Items listed in a dataset
--- Begin ---
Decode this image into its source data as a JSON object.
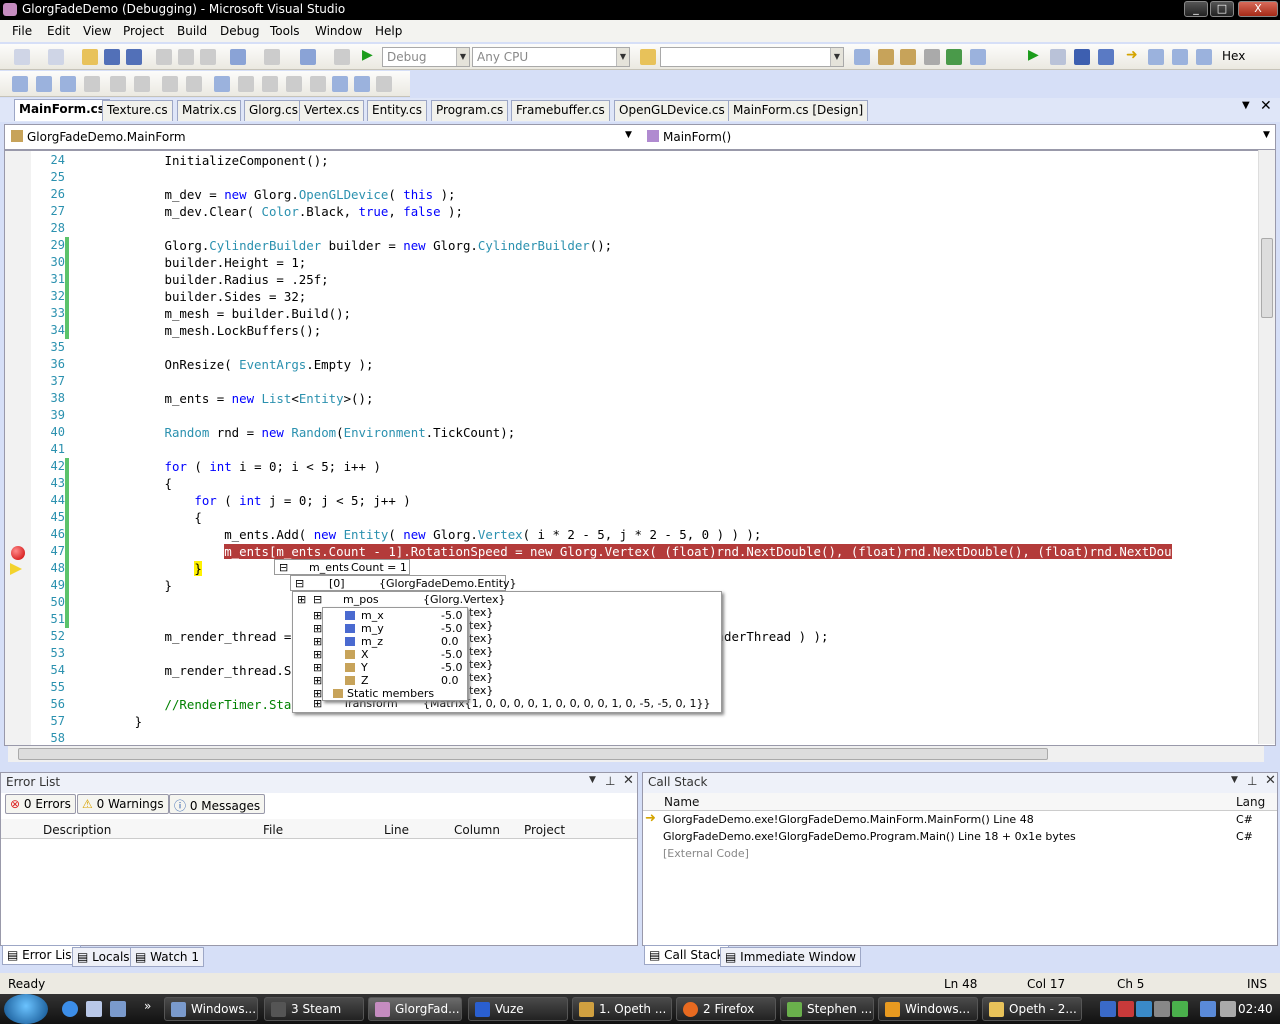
{
  "window": {
    "title": "GlorgFadeDemo (Debugging) - Microsoft Visual Studio",
    "minimize": "_",
    "maximize": "□",
    "close": "X"
  },
  "menu": [
    "File",
    "Edit",
    "View",
    "Project",
    "Build",
    "Debug",
    "Tools",
    "Window",
    "Help"
  ],
  "toolbar": {
    "config": "Debug",
    "platform": "Any CPU",
    "hex": "Hex"
  },
  "tabs": [
    "MainForm.cs",
    "Texture.cs",
    "Matrix.cs",
    "Glorg.cs",
    "Vertex.cs",
    "Entity.cs",
    "Program.cs",
    "Framebuffer.cs",
    "OpenGLDevice.cs",
    "MainForm.cs [Design]"
  ],
  "nav": {
    "class": "GlorgFadeDemo.MainForm",
    "member": "MainForm()"
  },
  "code": [
    {
      "n": "24",
      "t": "            InitializeComponent();"
    },
    {
      "n": "25",
      "t": ""
    },
    {
      "n": "26",
      "t": "            m_dev = new Glorg.OpenGLDevice( this );"
    },
    {
      "n": "27",
      "t": "            m_dev.Clear( Color.Black, true, false );"
    },
    {
      "n": "28",
      "t": ""
    },
    {
      "n": "29",
      "t": "            Glorg.CylinderBuilder builder = new Glorg.CylinderBuilder();"
    },
    {
      "n": "30",
      "t": "            builder.Height = 1;"
    },
    {
      "n": "31",
      "t": "            builder.Radius = .25f;"
    },
    {
      "n": "32",
      "t": "            builder.Sides = 32;"
    },
    {
      "n": "33",
      "t": "            m_mesh = builder.Build();"
    },
    {
      "n": "34",
      "t": "            m_mesh.LockBuffers();"
    },
    {
      "n": "35",
      "t": ""
    },
    {
      "n": "36",
      "t": "            OnResize( EventArgs.Empty );"
    },
    {
      "n": "37",
      "t": ""
    },
    {
      "n": "38",
      "t": "            m_ents = new List<Entity>();"
    },
    {
      "n": "39",
      "t": ""
    },
    {
      "n": "40",
      "t": "            Random rnd = new Random(Environment.TickCount);"
    },
    {
      "n": "41",
      "t": ""
    },
    {
      "n": "42",
      "t": "            for ( int i = 0; i < 5; i++ )"
    },
    {
      "n": "43",
      "t": "            {"
    },
    {
      "n": "44",
      "t": "                for ( int j = 0; j < 5; j++ )"
    },
    {
      "n": "45",
      "t": "                {"
    },
    {
      "n": "46",
      "t": "                    m_ents.Add( new Entity( new Glorg.Vertex( i * 2 - 5, j * 2 - 5, 0 ) ) );"
    },
    {
      "n": "47",
      "t": "                    m_ents[m_ents.Count - 1].RotationSpeed = new Glorg.Vertex( (float)rnd.NextDouble(), (float)rnd.NextDouble(), (float)rnd.NextDou"
    },
    {
      "n": "48",
      "t": "                }"
    },
    {
      "n": "49",
      "t": "            }"
    },
    {
      "n": "50",
      "t": ""
    },
    {
      "n": "51",
      "t": ""
    },
    {
      "n": "52",
      "t": "            m_render_thread =                                          ThreadStart( RenderThread ) );"
    },
    {
      "n": "53",
      "t": ""
    },
    {
      "n": "54",
      "t": "            m_render_thread.S"
    },
    {
      "n": "55",
      "t": ""
    },
    {
      "n": "56",
      "t": "            //RenderTimer.Sta"
    },
    {
      "n": "57",
      "t": "        }"
    },
    {
      "n": "58",
      "t": ""
    }
  ],
  "datatip": {
    "root": {
      "name": "m_ents",
      "value": "Count = 1"
    },
    "item": {
      "name": "[0]",
      "value": "{GlorgFadeDemo.Entity}"
    },
    "pos": {
      "name": "m_pos",
      "value": "{Glorg.Vertex}"
    },
    "fields": [
      {
        "name": "m_x",
        "value": "-5.0"
      },
      {
        "name": "m_y",
        "value": "-5.0"
      },
      {
        "name": "m_z",
        "value": "0.0"
      },
      {
        "name": "X",
        "value": "-5.0"
      },
      {
        "name": "Y",
        "value": "-5.0"
      },
      {
        "name": "Z",
        "value": "0.0"
      },
      {
        "name": "Static members",
        "value": ""
      }
    ],
    "hidden_vals": [
      "tex}",
      "tex}",
      "tex}",
      "tex}",
      "tex}",
      "tex}",
      "tex}"
    ],
    "transform": {
      "name": "Transform",
      "value": "{Matrix{1, 0, 0, 0, 0, 1, 0, 0, 0, 0, 1, 0, -5, -5, 0, 1}}"
    }
  },
  "errorlist": {
    "title": "Error List",
    "errors": "0 Errors",
    "warnings": "0 Warnings",
    "messages": "0 Messages",
    "cols": [
      "Description",
      "File",
      "Line",
      "Column",
      "Project"
    ]
  },
  "callstack": {
    "title": "Call Stack",
    "cols": [
      "Name",
      "Lang"
    ],
    "rows": [
      {
        "name": "GlorgFadeDemo.exe!GlorgFadeDemo.MainForm.MainForm() Line 48",
        "lang": "C#"
      },
      {
        "name": "GlorgFadeDemo.exe!GlorgFadeDemo.Program.Main() Line 18 + 0x1e bytes",
        "lang": "C#"
      },
      {
        "name": "[External Code]",
        "lang": ""
      }
    ]
  },
  "bottom_tabs_left": [
    "Error List",
    "Locals",
    "Watch 1"
  ],
  "bottom_tabs_right": [
    "Call Stack",
    "Immediate Window"
  ],
  "status": {
    "text": "Ready",
    "ln": "Ln 48",
    "col": "Col 17",
    "ch": "Ch 5",
    "mode": "INS"
  },
  "taskbar": {
    "items": [
      "Windows...",
      "3 Steam",
      "GlorgFad...",
      "Vuze",
      "1. Opeth ...",
      "2 Firefox",
      "Stephen ...",
      "Windows...",
      "Opeth - 2..."
    ],
    "clock": "02:40"
  }
}
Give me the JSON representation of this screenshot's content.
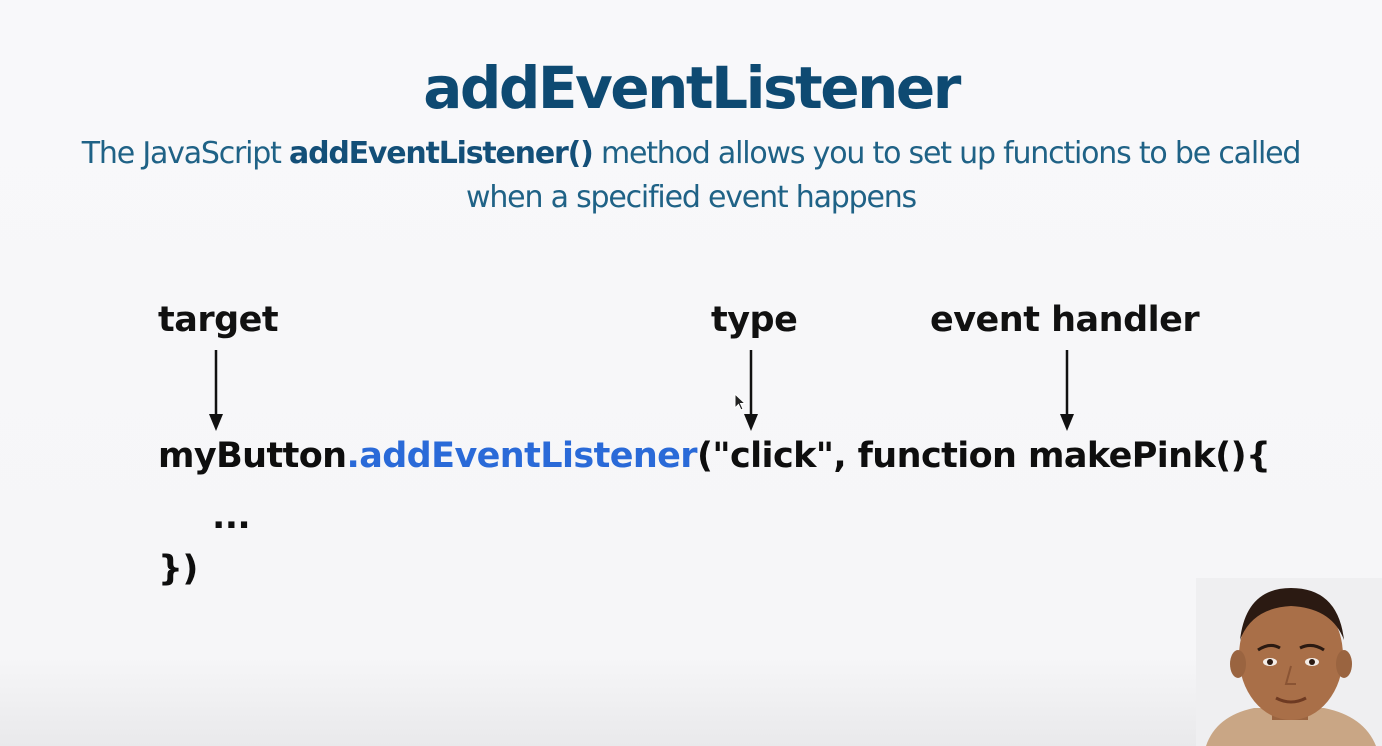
--- End ---
**What is expected:**
Repeat the entries exactly and keep the pictures out of the copy.

**Task solution:**
Decode this image into its source data as a JSON object.
{
  "window": {
    "title": "GlorgFadeDemo (Debugging) - Microsoft Visual Studio",
    "minimize": "_",
    "maximize": "□",
    "close": "X"
  },
  "menu": [
    "File",
    "Edit",
    "View",
    "Project",
    "Build",
    "Debug",
    "Tools",
    "Window",
    "Help"
  ],
  "toolbar": {
    "config": "Debug",
    "platform": "Any CPU",
    "hex": "Hex"
  },
  "tabs": [
    "MainForm.cs",
    "Texture.cs",
    "Matrix.cs",
    "Glorg.cs",
    "Vertex.cs",
    "Entity.cs",
    "Program.cs",
    "Framebuffer.cs",
    "OpenGLDevice.cs",
    "MainForm.cs [Design]"
  ],
  "nav": {
    "class": "GlorgFadeDemo.MainForm",
    "member": "MainForm()"
  },
  "code": [
    {
      "n": "24",
      "t": "            InitializeComponent();"
    },
    {
      "n": "25",
      "t": ""
    },
    {
      "n": "26",
      "t": "            m_dev = new Glorg.OpenGLDevice( this );"
    },
    {
      "n": "27",
      "t": "            m_dev.Clear( Color.Black, true, false );"
    },
    {
      "n": "28",
      "t": ""
    },
    {
      "n": "29",
      "t": "            Glorg.CylinderBuilder builder = new Glorg.CylinderBuilder();"
    },
    {
      "n": "30",
      "t": "            builder.Height = 1;"
    },
    {
      "n": "31",
      "t": "            builder.Radius = .25f;"
    },
    {
      "n": "32",
      "t": "            builder.Sides = 32;"
    },
    {
      "n": "33",
      "t": "            m_mesh = builder.Build();"
    },
    {
      "n": "34",
      "t": "            m_mesh.LockBuffers();"
    },
    {
      "n": "35",
      "t": ""
    },
    {
      "n": "36",
      "t": "            OnResize( EventArgs.Empty );"
    },
    {
      "n": "37",
      "t": ""
    },
    {
      "n": "38",
      "t": "            m_ents = new List<Entity>();"
    },
    {
      "n": "39",
      "t": ""
    },
    {
      "n": "40",
      "t": "            Random rnd = new Random(Environment.TickCount);"
    },
    {
      "n": "41",
      "t": ""
    },
    {
      "n": "42",
      "t": "            for ( int i = 0; i < 5; i++ )"
    },
    {
      "n": "43",
      "t": "            {"
    },
    {
      "n": "44",
      "t": "                for ( int j = 0; j < 5; j++ )"
    },
    {
      "n": "45",
      "t": "                {"
    },
    {
      "n": "46",
      "t": "                    m_ents.Add( new Entity( new Glorg.Vertex( i * 2 - 5, j * 2 - 5, 0 ) ) );"
    },
    {
      "n": "47",
      "t": "                    m_ents[m_ents.Count - 1].RotationSpeed = new Glorg.Vertex( (float)rnd.NextDouble(), (float)rnd.NextDouble(), (float)rnd.NextDou"
    },
    {
      "n": "48",
      "t": "                }"
    },
    {
      "n": "49",
      "t": "            }"
    },
    {
      "n": "50",
      "t": ""
    },
    {
      "n": "51",
      "t": ""
    },
    {
      "n": "52",
      "t": "            m_render_thread =                                          ThreadStart( RenderThread ) );"
    },
    {
      "n": "53",
      "t": ""
    },
    {
      "n": "54",
      "t": "            m_render_thread.S"
    },
    {
      "n": "55",
      "t": ""
    },
    {
      "n": "56",
      "t": "            //RenderTimer.Sta"
    },
    {
      "n": "57",
      "t": "        }"
    },
    {
      "n": "58",
      "t": ""
    }
  ],
  "datatip": {
    "root": {
      "name": "m_ents",
      "value": "Count = 1"
    },
    "item": {
      "name": "[0]",
      "value": "{GlorgFadeDemo.Entity}"
    },
    "pos": {
      "name": "m_pos",
      "value": "{Glorg.Vertex}"
    },
    "fields": [
      {
        "name": "m_x",
        "value": "-5.0"
      },
      {
        "name": "m_y",
        "value": "-5.0"
      },
      {
        "name": "m_z",
        "value": "0.0"
      },
      {
        "name": "X",
        "value": "-5.0"
      },
      {
        "name": "Y",
        "value": "-5.0"
      },
      {
        "name": "Z",
        "value": "0.0"
      },
      {
        "name": "Static members",
        "value": ""
      }
    ],
    "hidden_vals": [
      "tex}",
      "tex}",
      "tex}",
      "tex}",
      "tex}",
      "tex}",
      "tex}"
    ],
    "transform": {
      "name": "Transform",
      "value": "{Matrix{1, 0, 0, 0, 0, 1, 0, 0, 0, 0, 1, 0, -5, -5, 0, 1}}"
    }
  },
  "errorlist": {
    "title": "Error List",
    "errors": "0 Errors",
    "warnings": "0 Warnings",
    "messages": "0 Messages",
    "cols": [
      "Description",
      "File",
      "Line",
      "Column",
      "Project"
    ]
  },
  "callstack": {
    "title": "Call Stack",
    "cols": [
      "Name",
      "Lang"
    ],
    "rows": [
      {
        "name": "GlorgFadeDemo.exe!GlorgFadeDemo.MainForm.MainForm() Line 48",
        "lang": "C#"
      },
      {
        "name": "GlorgFadeDemo.exe!GlorgFadeDemo.Program.Main() Line 18 + 0x1e bytes",
        "lang": "C#"
      },
      {
        "name": "[External Code]",
        "lang": ""
      }
    ]
  },
  "bottom_tabs_left": [
    "Error List",
    "Locals",
    "Watch 1"
  ],
  "bottom_tabs_right": [
    "Call Stack",
    "Immediate Window"
  ],
  "status": {
    "text": "Ready",
    "ln": "Ln 48",
    "col": "Col 17",
    "ch": "Ch 5",
    "mode": "INS"
  },
  "taskbar": {
    "items": [
      "Windows...",
      "3 Steam",
      "GlorgFad...",
      "Vuze",
      "1. Opeth ...",
      "2 Firefox",
      "Stephen ...",
      "Windows...",
      "Opeth - 2..."
    ],
    "clock": "02:40"
  }
}
Give me the JSON representation of this screenshot's content.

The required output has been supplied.